Aim =
Copy out each line that mentions the word "Önkormányzata".

[START Given entries]

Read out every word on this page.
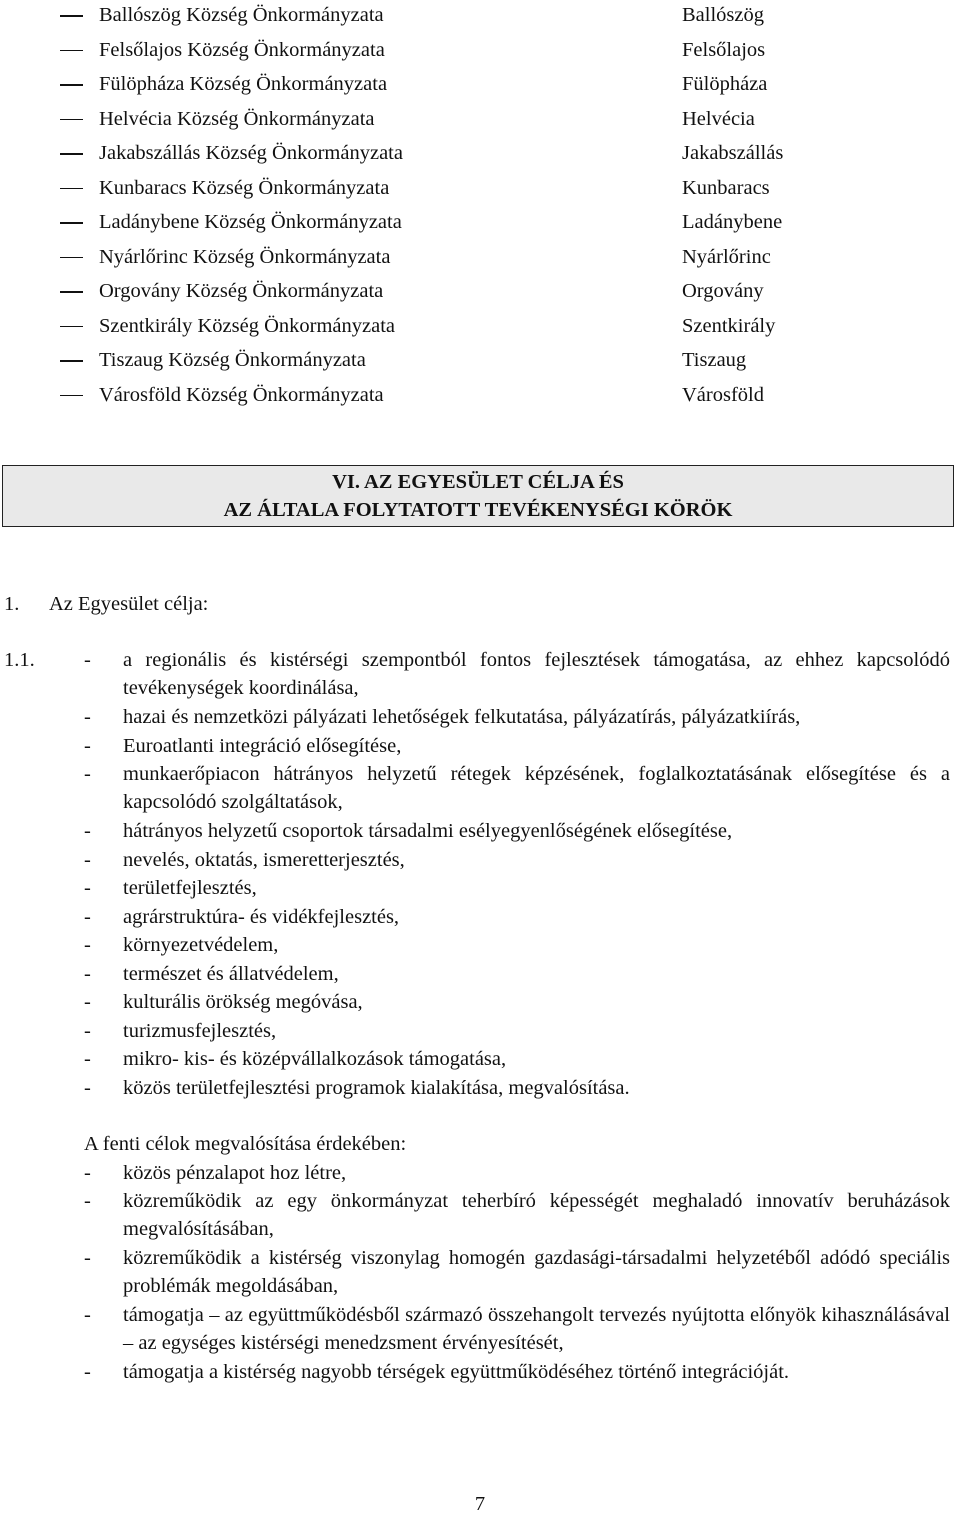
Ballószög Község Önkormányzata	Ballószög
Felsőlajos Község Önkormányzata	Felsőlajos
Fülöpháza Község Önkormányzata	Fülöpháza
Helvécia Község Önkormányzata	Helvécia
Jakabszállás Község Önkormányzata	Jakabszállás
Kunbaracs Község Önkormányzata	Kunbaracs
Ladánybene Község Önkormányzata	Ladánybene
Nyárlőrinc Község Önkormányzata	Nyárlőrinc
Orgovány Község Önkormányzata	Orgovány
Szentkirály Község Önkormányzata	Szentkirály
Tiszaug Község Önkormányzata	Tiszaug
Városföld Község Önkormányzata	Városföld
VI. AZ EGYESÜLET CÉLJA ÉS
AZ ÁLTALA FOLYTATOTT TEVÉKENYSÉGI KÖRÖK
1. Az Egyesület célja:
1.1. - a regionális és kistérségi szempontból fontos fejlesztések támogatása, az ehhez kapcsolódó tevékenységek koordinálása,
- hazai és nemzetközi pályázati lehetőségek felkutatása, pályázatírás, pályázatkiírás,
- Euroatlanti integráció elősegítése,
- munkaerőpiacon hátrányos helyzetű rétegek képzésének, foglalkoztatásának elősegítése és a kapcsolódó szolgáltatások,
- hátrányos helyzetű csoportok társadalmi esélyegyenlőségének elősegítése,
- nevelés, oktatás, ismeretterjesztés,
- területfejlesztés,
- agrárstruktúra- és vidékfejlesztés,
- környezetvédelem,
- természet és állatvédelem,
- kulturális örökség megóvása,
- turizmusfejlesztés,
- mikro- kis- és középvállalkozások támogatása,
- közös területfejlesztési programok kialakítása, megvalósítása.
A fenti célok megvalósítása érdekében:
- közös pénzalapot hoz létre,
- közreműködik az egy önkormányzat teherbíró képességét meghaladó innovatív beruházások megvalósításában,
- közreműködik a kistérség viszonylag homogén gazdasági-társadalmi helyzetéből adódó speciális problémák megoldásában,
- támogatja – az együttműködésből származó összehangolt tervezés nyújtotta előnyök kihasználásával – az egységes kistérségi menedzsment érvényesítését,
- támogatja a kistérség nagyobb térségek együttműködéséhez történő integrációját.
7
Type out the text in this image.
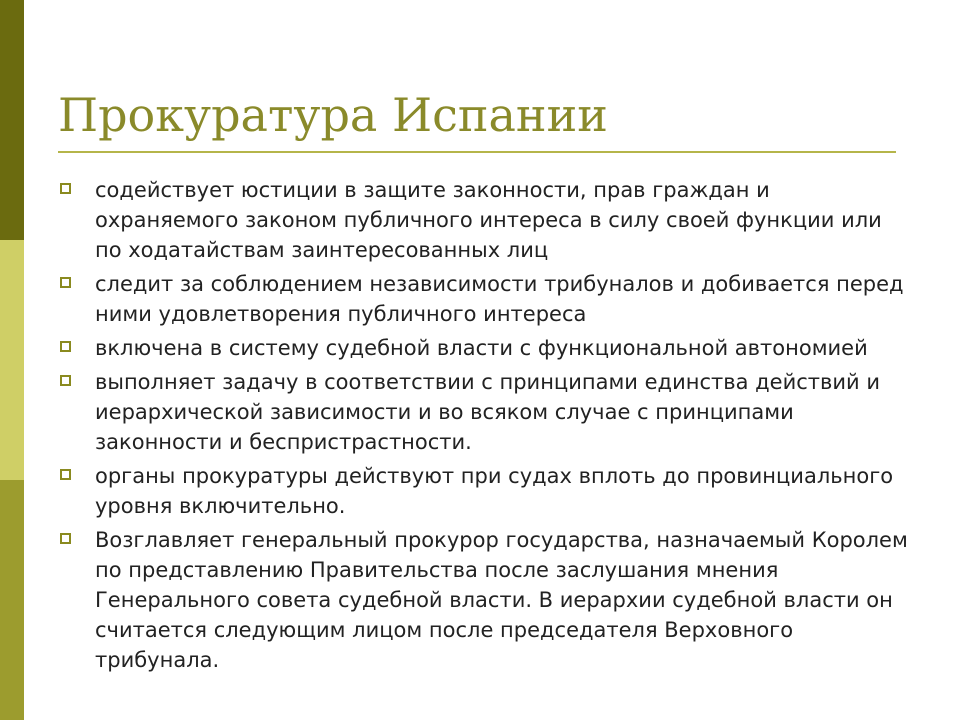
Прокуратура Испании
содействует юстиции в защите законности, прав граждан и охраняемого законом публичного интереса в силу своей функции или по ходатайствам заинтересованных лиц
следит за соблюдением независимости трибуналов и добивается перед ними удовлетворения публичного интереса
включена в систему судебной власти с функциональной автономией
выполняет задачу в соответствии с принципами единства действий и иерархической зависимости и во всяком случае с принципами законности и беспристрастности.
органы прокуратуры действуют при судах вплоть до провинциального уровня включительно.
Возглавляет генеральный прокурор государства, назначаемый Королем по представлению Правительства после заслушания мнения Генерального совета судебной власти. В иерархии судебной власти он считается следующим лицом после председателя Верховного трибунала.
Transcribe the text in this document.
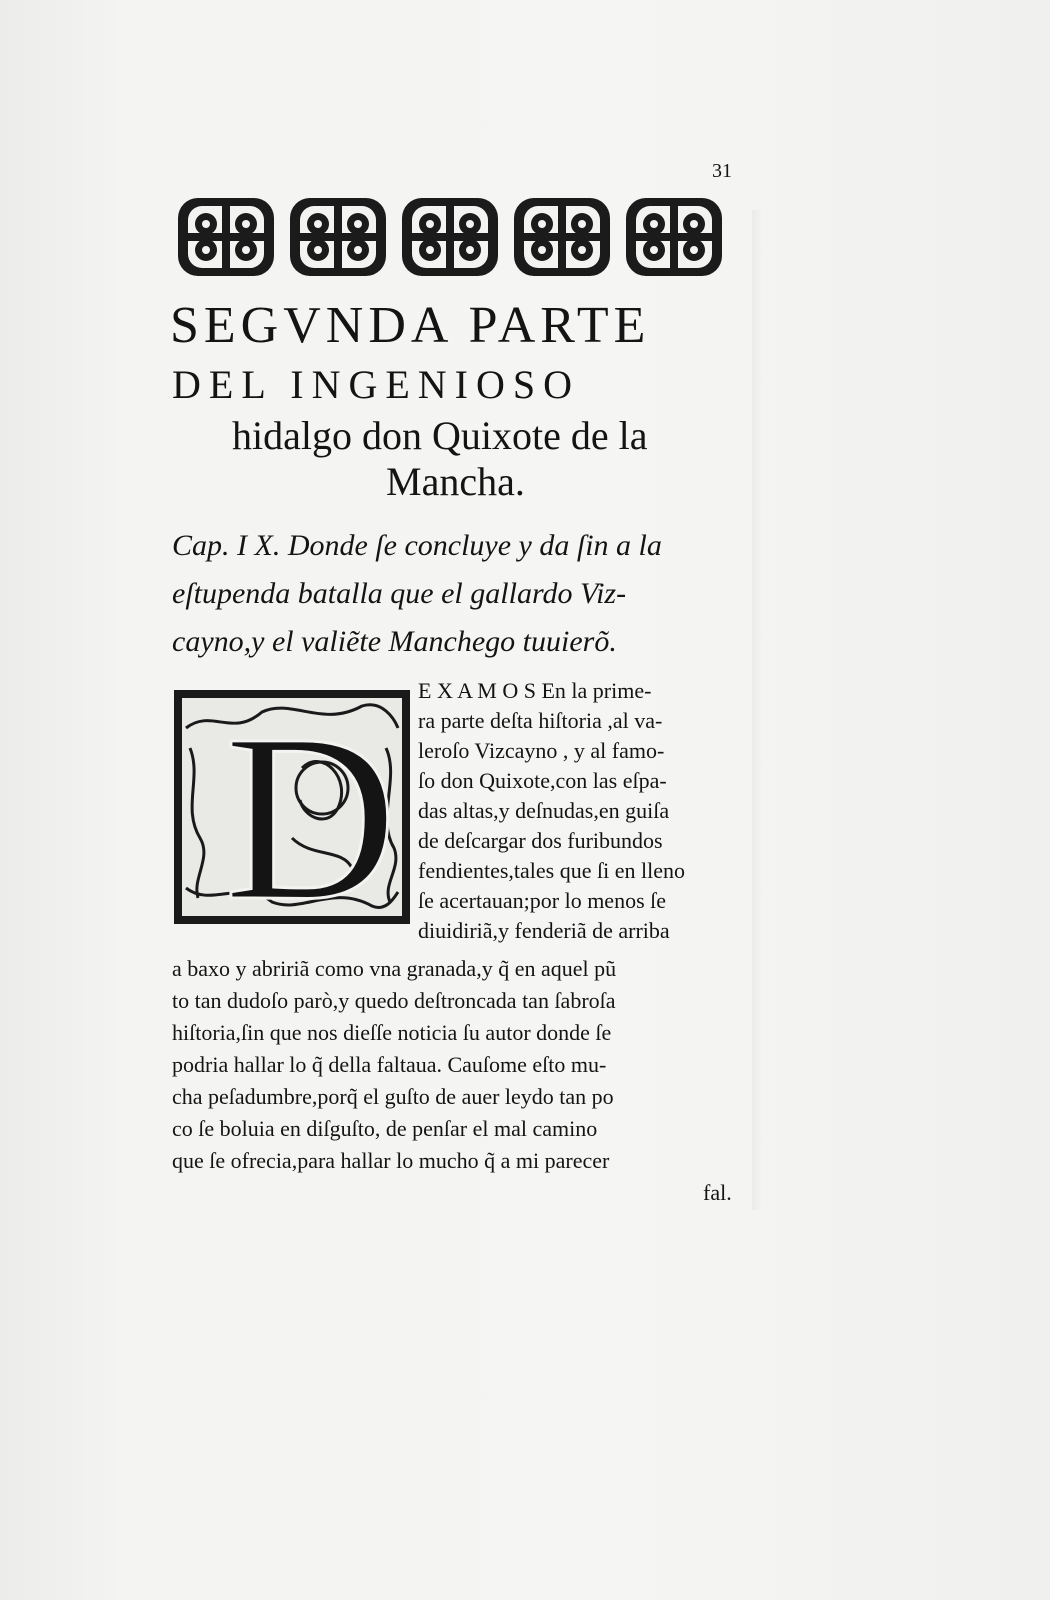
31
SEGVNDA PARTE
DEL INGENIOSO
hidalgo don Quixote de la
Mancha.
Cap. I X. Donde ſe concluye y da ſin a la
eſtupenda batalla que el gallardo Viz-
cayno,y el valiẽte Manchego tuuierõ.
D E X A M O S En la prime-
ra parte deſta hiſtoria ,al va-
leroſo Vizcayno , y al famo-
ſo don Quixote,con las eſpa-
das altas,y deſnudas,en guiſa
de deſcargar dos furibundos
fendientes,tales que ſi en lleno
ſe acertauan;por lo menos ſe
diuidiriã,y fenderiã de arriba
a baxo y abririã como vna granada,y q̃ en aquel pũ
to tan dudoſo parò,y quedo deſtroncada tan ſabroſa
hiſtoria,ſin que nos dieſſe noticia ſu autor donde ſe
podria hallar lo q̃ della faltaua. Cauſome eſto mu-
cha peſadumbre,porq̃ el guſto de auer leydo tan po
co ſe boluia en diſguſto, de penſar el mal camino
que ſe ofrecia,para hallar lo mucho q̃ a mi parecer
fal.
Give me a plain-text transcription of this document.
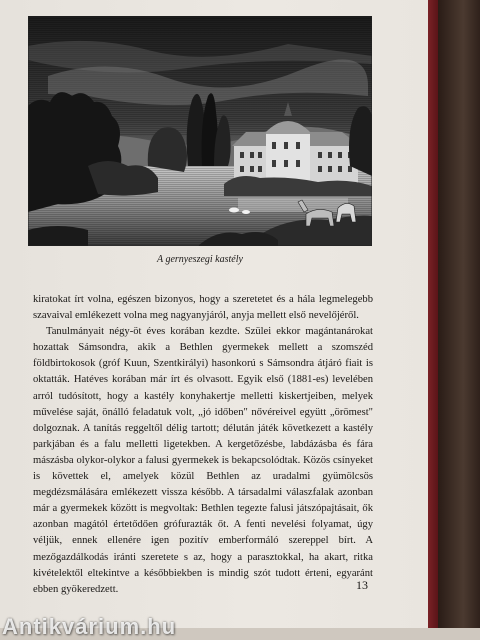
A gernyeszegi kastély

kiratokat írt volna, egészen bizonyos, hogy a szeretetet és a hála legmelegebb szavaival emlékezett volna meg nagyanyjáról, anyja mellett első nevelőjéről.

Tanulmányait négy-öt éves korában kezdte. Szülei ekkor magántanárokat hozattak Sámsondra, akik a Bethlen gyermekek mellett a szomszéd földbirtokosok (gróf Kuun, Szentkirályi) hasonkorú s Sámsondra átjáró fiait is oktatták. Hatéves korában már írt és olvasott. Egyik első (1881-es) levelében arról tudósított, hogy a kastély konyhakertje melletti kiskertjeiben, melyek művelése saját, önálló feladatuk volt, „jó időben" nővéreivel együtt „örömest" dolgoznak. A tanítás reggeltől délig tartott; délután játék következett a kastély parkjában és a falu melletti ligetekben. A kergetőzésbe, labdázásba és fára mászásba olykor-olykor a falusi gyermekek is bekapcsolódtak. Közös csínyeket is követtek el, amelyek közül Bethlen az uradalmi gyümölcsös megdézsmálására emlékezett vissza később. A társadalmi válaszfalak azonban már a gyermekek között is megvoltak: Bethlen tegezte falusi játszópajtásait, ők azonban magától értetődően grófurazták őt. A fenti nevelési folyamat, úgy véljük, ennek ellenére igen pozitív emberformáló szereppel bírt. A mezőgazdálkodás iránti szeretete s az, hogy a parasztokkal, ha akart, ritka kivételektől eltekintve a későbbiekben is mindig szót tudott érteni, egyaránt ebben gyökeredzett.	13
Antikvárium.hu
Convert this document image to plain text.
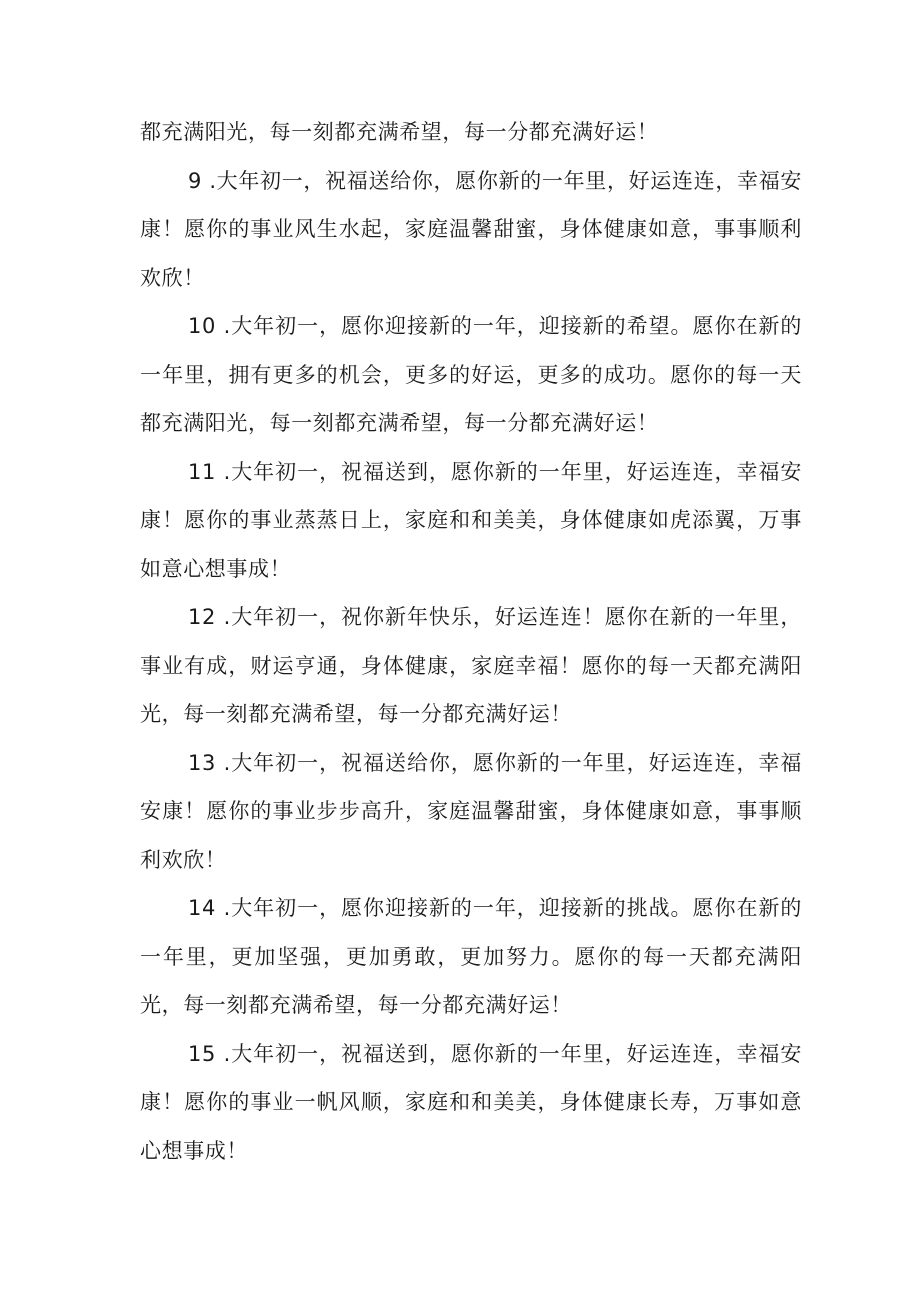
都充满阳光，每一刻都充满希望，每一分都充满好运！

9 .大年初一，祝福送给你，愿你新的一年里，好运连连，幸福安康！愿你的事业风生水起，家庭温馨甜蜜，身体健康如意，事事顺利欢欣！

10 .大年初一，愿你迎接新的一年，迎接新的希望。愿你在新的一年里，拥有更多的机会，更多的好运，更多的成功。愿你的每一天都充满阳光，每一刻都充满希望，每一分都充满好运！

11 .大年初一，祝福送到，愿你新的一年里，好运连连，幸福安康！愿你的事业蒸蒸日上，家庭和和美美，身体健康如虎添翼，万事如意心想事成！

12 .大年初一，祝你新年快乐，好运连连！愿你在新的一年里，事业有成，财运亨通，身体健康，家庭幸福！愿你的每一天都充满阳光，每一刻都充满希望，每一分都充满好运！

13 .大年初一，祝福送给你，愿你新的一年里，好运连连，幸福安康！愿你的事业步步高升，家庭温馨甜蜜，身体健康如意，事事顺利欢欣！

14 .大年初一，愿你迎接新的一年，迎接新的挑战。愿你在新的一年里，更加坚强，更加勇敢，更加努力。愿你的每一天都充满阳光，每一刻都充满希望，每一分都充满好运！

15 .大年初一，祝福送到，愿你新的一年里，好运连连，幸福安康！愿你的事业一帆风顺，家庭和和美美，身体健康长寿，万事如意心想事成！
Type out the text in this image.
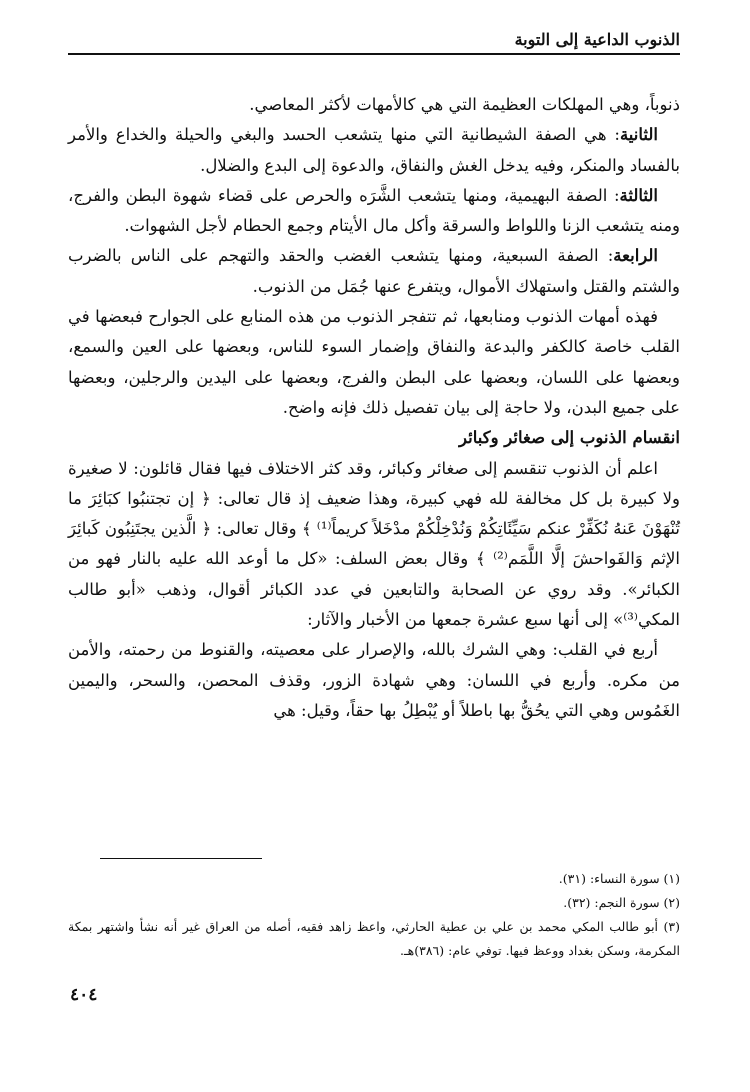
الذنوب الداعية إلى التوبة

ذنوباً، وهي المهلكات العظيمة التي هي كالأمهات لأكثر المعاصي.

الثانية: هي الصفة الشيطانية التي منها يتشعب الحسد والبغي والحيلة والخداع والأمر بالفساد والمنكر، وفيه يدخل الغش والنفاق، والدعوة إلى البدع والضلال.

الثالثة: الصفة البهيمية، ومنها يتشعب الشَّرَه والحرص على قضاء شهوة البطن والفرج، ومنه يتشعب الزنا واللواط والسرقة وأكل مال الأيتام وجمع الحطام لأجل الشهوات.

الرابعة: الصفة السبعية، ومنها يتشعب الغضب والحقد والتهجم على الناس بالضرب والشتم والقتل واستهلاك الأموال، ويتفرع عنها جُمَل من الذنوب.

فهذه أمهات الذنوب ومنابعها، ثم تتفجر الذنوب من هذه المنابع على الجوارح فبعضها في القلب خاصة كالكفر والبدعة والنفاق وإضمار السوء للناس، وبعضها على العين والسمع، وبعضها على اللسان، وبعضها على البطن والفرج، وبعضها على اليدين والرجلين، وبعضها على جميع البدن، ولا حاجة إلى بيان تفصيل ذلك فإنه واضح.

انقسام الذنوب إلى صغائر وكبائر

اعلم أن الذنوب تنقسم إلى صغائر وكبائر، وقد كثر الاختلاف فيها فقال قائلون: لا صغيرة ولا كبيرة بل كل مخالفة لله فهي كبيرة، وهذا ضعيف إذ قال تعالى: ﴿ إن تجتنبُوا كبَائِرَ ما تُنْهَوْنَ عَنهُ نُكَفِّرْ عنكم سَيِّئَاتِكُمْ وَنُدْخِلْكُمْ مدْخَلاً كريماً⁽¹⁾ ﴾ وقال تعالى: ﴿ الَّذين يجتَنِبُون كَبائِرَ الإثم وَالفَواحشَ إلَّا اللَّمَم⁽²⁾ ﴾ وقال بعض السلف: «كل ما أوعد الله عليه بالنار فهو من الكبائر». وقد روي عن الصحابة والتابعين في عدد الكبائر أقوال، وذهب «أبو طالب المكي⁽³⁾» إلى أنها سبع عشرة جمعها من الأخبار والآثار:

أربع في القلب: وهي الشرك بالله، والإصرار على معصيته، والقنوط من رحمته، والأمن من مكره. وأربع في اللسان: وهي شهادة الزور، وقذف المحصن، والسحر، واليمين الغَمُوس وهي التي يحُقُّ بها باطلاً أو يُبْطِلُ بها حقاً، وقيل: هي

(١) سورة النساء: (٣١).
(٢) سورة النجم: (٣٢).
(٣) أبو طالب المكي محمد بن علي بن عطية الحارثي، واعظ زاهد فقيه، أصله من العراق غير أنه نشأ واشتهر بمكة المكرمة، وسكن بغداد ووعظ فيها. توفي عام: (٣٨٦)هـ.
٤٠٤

[END Given entries]

Solved exercise =
Ballószög Község Önkormányzata	Ballószög
Felsőlajos Község Önkormányzata	Felsőlajos
Fülöpháza Község Önkormányzata	Fülöpháza
Helvécia Község Önkormányzata	Helvécia
Jakabszállás Község Önkormányzata	Jakabszállás
Kunbaracs Község Önkormányzata	Kunbaracs
Ladánybene Község Önkormányzata	Ladánybene
Nyárlőrinc Község Önkormányzata	Nyárlőrinc
Orgovány Község Önkormányzata	Orgovány
Szentkirály Község Önkormányzata	Szentkirály
Tiszaug Község Önkormányzata	Tiszaug
Városföld Község Önkormányzata	Városföld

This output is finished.